TASK GOAL
Extract the lines from the first one through the line that contains "y-label: 20m <box>773 607 816 632</box>", including both, and reproduce them without any change.

(Collected data entries)

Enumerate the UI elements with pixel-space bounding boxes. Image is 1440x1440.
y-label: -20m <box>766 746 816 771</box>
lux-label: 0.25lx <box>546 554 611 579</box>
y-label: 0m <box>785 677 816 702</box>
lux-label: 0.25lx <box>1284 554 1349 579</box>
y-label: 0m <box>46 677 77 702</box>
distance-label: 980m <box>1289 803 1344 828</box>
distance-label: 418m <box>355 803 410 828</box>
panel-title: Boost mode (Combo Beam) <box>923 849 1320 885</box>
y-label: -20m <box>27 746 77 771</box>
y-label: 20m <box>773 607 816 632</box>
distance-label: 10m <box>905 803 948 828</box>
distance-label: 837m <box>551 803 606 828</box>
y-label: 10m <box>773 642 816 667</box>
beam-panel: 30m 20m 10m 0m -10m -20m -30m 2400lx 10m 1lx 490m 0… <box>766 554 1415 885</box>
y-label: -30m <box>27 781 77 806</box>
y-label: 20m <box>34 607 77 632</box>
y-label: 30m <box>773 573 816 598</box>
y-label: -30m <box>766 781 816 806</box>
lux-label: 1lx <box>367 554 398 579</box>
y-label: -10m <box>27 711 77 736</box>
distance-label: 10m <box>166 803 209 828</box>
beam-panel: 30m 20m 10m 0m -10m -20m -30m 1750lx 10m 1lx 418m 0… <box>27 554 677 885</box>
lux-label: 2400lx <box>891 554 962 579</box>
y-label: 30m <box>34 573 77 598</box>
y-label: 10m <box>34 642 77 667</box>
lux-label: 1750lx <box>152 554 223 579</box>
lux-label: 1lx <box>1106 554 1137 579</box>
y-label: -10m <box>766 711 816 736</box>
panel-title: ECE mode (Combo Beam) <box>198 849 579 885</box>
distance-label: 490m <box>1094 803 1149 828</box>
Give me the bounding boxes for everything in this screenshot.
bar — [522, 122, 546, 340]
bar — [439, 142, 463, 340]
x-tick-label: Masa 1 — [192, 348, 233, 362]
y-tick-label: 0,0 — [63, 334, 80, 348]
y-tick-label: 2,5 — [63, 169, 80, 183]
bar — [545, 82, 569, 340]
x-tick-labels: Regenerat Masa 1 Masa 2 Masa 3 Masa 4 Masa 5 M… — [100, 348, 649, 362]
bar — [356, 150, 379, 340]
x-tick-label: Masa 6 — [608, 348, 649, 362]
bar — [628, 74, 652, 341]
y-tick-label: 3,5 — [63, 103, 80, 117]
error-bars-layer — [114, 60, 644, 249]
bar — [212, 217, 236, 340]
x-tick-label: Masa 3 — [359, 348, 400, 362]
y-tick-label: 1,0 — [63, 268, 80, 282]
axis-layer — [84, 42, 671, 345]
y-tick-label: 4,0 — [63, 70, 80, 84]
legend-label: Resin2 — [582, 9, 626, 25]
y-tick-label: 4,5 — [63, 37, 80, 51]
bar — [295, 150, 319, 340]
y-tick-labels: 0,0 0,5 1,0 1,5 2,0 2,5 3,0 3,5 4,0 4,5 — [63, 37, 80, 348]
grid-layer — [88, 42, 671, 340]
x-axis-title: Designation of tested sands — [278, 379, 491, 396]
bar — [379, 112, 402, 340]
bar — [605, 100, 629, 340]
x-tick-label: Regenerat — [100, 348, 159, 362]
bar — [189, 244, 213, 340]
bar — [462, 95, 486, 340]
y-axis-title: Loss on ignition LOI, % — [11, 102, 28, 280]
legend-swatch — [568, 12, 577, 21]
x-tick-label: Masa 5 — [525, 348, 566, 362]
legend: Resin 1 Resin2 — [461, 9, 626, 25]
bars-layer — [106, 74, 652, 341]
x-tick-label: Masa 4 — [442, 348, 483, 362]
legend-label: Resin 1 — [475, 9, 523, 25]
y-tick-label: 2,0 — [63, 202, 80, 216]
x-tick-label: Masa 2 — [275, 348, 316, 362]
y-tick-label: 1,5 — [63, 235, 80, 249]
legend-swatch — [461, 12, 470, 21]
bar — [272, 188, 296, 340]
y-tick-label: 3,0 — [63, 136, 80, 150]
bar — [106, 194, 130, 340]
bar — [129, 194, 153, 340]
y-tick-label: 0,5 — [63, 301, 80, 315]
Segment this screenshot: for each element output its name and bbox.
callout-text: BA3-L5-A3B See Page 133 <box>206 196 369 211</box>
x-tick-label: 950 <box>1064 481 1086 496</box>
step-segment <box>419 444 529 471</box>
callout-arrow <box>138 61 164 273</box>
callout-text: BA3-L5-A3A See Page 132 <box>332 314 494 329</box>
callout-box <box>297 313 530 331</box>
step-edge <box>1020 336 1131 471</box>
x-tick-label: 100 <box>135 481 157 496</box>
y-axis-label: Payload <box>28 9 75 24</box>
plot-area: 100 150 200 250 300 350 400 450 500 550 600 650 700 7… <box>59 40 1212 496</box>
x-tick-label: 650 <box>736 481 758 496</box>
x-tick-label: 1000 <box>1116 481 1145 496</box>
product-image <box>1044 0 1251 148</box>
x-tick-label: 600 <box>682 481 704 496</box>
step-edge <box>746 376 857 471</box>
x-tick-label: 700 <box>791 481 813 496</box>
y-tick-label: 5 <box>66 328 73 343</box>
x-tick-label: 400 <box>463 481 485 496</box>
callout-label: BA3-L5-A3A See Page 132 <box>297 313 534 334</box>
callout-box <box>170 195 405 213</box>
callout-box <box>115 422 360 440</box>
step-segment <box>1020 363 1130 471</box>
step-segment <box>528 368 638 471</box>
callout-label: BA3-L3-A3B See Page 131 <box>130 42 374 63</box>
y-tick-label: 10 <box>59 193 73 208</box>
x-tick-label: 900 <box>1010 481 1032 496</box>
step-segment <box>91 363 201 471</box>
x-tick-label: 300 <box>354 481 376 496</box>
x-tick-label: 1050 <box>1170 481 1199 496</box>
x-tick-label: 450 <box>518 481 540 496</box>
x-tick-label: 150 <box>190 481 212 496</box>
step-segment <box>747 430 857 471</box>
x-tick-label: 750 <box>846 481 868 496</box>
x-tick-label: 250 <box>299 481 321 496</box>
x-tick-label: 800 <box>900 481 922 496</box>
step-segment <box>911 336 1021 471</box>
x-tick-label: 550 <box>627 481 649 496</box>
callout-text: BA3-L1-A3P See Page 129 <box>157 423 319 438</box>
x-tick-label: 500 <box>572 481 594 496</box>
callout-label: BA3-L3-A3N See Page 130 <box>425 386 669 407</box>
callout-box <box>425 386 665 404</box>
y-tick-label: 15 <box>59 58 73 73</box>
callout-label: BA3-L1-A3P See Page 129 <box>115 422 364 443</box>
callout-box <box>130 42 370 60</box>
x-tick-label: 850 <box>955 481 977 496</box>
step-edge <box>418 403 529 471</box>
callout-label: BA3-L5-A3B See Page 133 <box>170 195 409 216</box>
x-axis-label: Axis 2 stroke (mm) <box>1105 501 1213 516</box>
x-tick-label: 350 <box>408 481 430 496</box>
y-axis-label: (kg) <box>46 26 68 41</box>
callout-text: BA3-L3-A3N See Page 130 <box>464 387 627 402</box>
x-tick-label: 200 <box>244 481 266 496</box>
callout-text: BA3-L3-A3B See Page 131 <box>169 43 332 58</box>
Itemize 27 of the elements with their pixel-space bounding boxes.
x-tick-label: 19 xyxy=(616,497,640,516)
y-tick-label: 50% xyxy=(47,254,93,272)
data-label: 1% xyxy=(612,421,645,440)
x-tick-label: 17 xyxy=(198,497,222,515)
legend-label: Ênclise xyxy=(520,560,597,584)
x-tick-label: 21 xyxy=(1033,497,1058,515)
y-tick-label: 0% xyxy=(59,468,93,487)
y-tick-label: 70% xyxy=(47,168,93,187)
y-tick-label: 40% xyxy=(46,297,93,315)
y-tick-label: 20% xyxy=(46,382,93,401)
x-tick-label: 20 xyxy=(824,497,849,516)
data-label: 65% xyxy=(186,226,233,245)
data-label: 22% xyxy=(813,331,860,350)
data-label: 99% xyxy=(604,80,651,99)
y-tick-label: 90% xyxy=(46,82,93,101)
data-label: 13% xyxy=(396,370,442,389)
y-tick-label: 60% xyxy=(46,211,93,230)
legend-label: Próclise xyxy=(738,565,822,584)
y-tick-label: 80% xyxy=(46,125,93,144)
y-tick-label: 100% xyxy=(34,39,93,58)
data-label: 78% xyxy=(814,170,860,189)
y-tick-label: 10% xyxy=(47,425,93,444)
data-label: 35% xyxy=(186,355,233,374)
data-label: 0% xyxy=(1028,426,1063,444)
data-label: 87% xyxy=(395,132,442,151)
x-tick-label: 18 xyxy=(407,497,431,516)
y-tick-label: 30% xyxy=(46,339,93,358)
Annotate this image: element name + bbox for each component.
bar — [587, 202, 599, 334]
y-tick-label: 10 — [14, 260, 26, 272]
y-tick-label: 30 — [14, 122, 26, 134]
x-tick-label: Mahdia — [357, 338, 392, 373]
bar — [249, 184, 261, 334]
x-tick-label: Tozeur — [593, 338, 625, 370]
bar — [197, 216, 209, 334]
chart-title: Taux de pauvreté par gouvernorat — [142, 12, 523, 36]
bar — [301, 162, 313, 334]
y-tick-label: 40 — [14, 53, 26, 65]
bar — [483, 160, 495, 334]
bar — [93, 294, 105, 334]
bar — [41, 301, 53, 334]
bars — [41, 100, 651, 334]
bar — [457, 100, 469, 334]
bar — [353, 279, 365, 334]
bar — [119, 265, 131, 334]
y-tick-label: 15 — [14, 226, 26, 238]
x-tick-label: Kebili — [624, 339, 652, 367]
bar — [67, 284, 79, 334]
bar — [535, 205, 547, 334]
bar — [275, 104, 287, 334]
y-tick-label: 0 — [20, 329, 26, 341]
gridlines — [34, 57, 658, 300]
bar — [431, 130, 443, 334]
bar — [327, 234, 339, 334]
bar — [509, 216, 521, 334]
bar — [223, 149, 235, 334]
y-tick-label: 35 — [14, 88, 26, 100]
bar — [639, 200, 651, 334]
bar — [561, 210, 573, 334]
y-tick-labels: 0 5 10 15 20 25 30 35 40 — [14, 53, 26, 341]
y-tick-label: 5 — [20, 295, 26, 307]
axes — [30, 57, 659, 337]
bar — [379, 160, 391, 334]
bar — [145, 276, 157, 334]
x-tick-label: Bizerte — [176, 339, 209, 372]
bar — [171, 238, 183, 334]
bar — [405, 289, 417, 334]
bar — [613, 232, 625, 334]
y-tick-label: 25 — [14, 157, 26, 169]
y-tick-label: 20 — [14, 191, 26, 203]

ANSWER TO THE EXERCISE
Enumerate the UI elements with pixel-space bounding boxes. Image is 1440x1440.
y-label: -20m <box>766 746 816 771</box>
lux-label: 0.25lx <box>546 554 611 579</box>
y-label: 0m <box>785 677 816 702</box>
lux-label: 0.25lx <box>1284 554 1349 579</box>
y-label: 0m <box>46 677 77 702</box>
distance-label: 980m <box>1289 803 1344 828</box>
distance-label: 418m <box>355 803 410 828</box>
panel-title: Boost mode (Combo Beam) <box>923 849 1320 885</box>
y-label: -20m <box>27 746 77 771</box>
y-label: 20m <box>773 607 816 632</box>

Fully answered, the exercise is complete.